## Task prompt
Show all lines holding "Jasmine".

## Data
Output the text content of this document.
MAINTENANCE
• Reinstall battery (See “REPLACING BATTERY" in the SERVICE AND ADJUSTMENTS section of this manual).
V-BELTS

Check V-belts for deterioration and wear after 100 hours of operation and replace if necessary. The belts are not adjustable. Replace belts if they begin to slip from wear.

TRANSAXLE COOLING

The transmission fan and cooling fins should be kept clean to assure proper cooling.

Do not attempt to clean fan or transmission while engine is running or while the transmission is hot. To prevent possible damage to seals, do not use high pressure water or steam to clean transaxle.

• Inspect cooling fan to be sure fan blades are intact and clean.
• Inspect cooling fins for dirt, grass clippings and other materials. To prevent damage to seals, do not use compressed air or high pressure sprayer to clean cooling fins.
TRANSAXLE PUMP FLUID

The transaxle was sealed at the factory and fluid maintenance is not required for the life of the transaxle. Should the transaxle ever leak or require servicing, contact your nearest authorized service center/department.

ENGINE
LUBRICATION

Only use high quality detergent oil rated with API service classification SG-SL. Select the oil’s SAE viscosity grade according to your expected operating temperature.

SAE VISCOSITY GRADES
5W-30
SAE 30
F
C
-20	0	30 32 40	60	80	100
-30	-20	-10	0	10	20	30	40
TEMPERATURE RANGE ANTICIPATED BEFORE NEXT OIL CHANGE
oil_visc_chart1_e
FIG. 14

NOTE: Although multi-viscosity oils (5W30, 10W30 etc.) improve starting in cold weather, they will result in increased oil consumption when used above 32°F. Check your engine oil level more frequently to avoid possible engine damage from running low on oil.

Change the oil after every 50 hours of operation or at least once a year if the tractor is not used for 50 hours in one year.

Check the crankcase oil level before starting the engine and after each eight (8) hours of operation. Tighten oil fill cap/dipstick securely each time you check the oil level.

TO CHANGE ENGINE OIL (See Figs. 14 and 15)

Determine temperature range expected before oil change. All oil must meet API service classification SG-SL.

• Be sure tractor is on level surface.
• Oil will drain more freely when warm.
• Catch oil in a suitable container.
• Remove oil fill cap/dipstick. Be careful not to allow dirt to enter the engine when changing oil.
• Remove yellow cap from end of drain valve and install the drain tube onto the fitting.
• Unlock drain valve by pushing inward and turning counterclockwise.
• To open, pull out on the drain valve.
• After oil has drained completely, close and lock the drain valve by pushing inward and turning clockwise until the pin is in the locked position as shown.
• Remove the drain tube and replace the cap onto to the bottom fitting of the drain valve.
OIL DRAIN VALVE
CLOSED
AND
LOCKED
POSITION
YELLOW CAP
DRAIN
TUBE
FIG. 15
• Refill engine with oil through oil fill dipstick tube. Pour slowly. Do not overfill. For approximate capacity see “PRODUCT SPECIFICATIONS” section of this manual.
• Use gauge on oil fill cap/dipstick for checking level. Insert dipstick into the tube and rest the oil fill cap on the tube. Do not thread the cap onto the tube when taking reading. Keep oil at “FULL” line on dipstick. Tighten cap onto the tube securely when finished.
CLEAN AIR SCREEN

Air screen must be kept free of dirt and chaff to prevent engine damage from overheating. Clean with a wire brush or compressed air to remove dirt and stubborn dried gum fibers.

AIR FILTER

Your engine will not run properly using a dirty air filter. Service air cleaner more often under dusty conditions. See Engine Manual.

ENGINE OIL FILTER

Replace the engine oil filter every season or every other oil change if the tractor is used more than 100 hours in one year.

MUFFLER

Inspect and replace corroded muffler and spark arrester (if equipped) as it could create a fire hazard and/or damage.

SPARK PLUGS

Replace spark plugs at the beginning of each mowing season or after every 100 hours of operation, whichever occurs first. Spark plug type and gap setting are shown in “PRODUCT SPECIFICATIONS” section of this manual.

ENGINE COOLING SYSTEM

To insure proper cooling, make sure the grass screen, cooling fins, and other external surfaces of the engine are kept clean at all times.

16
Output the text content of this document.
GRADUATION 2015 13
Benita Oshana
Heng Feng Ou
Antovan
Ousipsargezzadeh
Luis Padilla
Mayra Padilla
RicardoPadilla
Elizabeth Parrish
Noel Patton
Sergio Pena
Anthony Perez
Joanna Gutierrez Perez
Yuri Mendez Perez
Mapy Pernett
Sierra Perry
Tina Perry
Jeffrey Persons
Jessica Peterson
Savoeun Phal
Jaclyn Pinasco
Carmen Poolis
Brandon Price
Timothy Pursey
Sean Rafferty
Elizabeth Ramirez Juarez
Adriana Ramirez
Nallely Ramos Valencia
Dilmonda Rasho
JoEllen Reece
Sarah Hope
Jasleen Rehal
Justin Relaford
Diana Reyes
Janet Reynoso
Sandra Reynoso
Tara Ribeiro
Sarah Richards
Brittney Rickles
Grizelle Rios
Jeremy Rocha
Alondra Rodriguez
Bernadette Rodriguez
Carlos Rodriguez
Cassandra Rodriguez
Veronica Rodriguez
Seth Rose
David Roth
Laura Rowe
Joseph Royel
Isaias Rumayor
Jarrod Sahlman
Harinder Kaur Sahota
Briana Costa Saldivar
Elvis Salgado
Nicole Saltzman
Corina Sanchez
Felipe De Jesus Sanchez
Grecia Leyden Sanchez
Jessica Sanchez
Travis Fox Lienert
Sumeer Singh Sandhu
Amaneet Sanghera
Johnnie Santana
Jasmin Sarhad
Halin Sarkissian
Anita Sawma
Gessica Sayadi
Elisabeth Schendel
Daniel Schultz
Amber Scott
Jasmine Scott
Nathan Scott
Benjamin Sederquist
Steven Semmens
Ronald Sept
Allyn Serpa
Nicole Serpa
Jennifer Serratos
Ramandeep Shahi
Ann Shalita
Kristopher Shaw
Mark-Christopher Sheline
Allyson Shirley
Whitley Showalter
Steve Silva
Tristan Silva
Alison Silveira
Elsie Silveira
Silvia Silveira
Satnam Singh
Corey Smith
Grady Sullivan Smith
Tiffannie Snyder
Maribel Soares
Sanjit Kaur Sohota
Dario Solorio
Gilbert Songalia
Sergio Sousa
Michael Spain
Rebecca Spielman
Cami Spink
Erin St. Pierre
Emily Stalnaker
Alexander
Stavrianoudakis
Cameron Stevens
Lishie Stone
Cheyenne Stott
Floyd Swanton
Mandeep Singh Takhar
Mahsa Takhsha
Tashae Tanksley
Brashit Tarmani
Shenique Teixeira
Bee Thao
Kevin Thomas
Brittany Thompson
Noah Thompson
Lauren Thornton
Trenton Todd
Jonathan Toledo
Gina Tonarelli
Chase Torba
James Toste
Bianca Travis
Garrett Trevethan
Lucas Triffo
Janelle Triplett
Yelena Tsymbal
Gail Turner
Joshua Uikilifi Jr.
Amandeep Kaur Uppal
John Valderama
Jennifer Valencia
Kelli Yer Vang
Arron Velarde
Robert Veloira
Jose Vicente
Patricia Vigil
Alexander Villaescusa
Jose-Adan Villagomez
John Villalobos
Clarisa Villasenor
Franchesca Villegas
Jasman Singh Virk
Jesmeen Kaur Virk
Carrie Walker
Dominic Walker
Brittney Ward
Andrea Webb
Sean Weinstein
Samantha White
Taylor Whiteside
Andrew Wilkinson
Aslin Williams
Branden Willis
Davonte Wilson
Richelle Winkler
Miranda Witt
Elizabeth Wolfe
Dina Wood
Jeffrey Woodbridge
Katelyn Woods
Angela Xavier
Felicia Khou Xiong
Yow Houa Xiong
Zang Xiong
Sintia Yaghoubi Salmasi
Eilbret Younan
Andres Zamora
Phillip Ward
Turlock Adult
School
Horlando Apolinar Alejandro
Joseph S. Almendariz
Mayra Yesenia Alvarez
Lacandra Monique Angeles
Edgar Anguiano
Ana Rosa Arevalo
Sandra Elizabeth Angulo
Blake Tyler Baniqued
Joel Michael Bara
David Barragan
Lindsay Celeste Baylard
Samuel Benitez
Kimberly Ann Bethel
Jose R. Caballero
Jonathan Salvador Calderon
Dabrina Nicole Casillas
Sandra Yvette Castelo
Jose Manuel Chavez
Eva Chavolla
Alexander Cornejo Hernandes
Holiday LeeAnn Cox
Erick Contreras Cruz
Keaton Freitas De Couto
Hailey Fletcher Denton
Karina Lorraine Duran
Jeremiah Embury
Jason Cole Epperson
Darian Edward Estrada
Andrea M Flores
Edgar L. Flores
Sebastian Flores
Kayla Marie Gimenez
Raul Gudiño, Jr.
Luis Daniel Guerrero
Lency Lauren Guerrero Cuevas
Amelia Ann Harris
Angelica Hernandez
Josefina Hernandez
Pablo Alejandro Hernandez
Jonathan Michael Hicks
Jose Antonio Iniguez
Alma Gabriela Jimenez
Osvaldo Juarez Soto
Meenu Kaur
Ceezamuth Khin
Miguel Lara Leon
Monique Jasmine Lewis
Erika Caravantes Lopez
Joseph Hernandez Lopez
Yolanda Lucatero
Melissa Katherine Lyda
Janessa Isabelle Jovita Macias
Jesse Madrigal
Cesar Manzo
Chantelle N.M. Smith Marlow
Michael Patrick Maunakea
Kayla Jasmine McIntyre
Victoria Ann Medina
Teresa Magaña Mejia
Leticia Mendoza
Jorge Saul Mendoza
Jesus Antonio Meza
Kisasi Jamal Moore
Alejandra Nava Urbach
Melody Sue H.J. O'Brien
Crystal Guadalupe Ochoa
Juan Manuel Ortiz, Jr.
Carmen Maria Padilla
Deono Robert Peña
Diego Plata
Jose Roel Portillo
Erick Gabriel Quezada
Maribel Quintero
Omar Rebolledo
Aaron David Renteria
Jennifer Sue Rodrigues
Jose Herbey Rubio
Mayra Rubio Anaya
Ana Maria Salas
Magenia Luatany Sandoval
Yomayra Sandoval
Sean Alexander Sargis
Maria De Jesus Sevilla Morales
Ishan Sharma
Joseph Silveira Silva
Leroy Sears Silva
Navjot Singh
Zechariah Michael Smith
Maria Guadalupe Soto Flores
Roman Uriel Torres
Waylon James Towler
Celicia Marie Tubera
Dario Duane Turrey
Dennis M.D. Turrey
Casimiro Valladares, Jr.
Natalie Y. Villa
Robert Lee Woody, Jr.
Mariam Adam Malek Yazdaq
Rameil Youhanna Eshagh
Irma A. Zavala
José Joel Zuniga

## Complete response
Jasmine Scott
Monique Jasmine Lewis
Kayla Jasmine McIntyre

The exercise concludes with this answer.